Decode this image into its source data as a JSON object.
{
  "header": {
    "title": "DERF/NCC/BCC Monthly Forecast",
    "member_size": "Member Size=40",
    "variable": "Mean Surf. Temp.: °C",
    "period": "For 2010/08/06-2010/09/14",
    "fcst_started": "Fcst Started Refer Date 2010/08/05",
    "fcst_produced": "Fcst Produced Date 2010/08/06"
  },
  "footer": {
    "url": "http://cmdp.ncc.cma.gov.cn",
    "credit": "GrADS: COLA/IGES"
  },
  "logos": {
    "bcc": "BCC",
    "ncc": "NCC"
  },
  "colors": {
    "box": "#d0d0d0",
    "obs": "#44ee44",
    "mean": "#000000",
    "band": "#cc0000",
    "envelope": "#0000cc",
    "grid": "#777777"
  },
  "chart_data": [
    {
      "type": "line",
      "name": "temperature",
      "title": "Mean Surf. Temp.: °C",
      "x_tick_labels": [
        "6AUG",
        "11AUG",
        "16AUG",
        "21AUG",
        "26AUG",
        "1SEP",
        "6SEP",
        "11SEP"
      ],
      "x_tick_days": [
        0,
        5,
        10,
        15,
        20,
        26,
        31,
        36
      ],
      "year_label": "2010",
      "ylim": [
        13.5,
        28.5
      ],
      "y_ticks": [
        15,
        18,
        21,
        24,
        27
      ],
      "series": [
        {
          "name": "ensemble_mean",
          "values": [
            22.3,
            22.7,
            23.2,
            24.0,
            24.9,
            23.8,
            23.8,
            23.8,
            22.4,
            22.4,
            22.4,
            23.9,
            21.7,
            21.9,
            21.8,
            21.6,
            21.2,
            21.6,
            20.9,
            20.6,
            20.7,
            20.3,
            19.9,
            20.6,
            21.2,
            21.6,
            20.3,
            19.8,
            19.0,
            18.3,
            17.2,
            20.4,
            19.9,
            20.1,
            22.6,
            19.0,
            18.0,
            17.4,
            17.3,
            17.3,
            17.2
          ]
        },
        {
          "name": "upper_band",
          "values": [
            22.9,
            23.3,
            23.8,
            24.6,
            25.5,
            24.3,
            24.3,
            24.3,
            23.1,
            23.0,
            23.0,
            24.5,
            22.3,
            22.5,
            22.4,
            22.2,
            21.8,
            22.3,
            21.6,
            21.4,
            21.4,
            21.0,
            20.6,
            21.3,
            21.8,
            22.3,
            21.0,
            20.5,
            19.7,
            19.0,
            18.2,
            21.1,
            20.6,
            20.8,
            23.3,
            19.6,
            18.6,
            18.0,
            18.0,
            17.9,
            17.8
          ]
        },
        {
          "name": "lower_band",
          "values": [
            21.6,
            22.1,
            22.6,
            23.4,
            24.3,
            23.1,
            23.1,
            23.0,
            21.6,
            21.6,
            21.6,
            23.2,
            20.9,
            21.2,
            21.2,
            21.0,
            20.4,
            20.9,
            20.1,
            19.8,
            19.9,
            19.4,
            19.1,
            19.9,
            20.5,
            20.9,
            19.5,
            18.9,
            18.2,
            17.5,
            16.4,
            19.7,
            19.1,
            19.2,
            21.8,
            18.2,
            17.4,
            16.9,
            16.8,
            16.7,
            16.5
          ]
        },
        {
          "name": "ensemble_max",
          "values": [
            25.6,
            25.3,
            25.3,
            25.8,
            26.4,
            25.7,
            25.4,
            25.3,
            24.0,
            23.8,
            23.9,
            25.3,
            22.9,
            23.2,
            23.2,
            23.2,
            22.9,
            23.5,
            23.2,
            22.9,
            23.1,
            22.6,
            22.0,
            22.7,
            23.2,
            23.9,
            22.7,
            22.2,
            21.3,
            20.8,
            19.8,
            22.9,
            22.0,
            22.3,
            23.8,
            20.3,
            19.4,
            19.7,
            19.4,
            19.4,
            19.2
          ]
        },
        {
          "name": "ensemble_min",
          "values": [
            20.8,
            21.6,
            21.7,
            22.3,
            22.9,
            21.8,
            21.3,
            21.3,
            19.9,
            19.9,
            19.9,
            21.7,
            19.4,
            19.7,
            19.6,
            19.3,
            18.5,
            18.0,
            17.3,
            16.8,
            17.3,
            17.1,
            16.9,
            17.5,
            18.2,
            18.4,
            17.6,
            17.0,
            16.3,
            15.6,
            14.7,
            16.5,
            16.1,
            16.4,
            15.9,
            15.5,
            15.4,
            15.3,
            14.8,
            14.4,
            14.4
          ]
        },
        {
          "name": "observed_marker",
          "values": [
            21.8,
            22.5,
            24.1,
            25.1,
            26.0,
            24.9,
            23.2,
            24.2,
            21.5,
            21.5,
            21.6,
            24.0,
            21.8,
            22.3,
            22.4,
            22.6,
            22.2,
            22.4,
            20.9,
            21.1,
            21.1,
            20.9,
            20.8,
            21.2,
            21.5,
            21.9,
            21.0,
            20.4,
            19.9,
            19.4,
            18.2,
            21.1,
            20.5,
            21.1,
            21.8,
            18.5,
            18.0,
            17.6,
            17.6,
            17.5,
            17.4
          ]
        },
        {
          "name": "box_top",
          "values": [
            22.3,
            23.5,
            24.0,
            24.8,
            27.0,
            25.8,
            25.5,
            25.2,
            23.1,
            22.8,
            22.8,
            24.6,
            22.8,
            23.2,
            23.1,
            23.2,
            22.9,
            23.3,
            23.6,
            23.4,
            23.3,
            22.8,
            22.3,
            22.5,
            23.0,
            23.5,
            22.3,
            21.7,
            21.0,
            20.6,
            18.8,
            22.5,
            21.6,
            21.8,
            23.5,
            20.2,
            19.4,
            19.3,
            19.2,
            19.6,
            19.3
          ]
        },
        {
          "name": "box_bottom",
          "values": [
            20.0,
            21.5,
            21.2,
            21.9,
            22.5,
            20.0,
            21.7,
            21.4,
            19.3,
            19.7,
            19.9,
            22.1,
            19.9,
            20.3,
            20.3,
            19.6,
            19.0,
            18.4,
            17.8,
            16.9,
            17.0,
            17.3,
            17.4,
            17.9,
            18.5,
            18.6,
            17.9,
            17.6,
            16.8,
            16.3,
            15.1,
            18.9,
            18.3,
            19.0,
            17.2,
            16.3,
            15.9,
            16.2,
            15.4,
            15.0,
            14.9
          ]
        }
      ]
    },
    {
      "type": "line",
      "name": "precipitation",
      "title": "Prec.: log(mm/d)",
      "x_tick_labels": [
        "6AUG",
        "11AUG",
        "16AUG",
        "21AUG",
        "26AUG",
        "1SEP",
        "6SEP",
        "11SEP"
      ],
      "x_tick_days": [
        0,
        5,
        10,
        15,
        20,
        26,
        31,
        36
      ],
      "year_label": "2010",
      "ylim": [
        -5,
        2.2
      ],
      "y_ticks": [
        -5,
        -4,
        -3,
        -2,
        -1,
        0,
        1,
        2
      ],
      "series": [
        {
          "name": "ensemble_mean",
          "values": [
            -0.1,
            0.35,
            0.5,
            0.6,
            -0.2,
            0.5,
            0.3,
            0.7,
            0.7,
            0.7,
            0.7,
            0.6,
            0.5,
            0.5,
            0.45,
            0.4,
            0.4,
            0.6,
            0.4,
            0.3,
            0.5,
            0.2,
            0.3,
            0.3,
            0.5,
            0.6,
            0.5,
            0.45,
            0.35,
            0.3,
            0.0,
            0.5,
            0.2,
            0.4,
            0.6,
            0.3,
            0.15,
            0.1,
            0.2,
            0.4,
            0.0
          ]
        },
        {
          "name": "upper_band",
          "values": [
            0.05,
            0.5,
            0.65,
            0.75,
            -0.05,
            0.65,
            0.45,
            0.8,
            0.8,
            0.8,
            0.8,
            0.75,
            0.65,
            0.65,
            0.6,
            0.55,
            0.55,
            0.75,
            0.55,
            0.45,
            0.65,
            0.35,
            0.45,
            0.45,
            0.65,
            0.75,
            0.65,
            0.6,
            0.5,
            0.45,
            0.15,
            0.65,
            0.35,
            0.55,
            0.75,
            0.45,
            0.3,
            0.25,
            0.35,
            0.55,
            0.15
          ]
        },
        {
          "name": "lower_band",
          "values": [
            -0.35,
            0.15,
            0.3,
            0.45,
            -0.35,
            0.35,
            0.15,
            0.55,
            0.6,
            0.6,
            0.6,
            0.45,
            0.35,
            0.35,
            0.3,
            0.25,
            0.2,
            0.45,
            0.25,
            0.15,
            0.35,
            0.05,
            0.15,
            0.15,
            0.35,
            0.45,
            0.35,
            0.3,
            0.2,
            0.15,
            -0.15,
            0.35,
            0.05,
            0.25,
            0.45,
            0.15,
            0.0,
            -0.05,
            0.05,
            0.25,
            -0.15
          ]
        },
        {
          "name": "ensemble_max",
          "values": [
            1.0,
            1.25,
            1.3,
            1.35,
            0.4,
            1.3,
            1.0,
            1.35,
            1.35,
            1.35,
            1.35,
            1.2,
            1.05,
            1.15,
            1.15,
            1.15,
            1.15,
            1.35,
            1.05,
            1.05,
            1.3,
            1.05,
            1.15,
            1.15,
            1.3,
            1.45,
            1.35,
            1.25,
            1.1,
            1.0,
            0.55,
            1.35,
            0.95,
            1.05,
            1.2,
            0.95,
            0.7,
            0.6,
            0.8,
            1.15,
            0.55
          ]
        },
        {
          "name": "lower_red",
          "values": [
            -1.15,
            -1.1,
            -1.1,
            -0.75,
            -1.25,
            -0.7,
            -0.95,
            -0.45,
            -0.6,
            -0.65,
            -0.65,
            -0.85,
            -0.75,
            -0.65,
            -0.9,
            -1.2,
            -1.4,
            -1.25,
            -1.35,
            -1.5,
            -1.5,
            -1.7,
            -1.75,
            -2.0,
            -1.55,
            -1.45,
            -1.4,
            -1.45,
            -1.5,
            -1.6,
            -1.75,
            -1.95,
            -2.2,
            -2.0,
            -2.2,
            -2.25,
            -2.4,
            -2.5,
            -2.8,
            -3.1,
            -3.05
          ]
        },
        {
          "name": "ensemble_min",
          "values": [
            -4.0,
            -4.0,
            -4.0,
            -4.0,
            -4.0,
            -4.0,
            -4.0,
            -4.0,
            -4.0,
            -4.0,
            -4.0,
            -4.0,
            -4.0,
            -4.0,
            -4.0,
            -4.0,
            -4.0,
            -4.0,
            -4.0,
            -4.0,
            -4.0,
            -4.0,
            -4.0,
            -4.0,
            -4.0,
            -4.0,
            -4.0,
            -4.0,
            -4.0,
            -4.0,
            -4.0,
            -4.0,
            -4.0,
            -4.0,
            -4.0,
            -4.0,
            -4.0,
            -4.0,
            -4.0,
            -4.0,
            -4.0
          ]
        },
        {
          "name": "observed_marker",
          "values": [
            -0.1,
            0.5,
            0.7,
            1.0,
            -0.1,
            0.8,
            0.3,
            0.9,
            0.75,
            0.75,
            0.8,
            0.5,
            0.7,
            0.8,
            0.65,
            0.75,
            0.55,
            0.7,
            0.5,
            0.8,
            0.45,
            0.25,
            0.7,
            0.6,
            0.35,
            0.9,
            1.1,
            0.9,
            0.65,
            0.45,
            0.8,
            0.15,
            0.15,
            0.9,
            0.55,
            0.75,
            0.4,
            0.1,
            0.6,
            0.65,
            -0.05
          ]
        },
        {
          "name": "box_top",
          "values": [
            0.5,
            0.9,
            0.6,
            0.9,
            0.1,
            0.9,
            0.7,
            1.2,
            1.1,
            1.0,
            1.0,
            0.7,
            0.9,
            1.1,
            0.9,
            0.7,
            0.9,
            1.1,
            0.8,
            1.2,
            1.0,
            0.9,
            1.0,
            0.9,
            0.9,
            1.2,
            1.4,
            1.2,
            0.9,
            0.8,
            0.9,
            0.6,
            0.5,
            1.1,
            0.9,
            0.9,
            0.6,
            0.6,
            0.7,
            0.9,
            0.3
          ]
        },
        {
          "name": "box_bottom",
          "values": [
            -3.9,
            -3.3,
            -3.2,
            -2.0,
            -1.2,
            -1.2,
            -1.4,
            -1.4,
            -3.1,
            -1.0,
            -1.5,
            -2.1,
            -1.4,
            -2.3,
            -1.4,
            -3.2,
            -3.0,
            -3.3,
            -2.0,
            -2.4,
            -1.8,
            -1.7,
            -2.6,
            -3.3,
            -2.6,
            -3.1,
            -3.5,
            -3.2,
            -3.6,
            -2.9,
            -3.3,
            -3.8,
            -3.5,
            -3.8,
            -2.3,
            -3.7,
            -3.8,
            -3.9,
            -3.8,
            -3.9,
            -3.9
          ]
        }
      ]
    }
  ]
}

· · ·

Your goal: Find the string "title" in the records, then copy each line where it occurs.

Complete response:
    "title": "DERF/NCC/BCC Monthly Forecast",
      "title": "Mean Surf. Temp.: °C",
      "title": "Prec.: log(mm/d)",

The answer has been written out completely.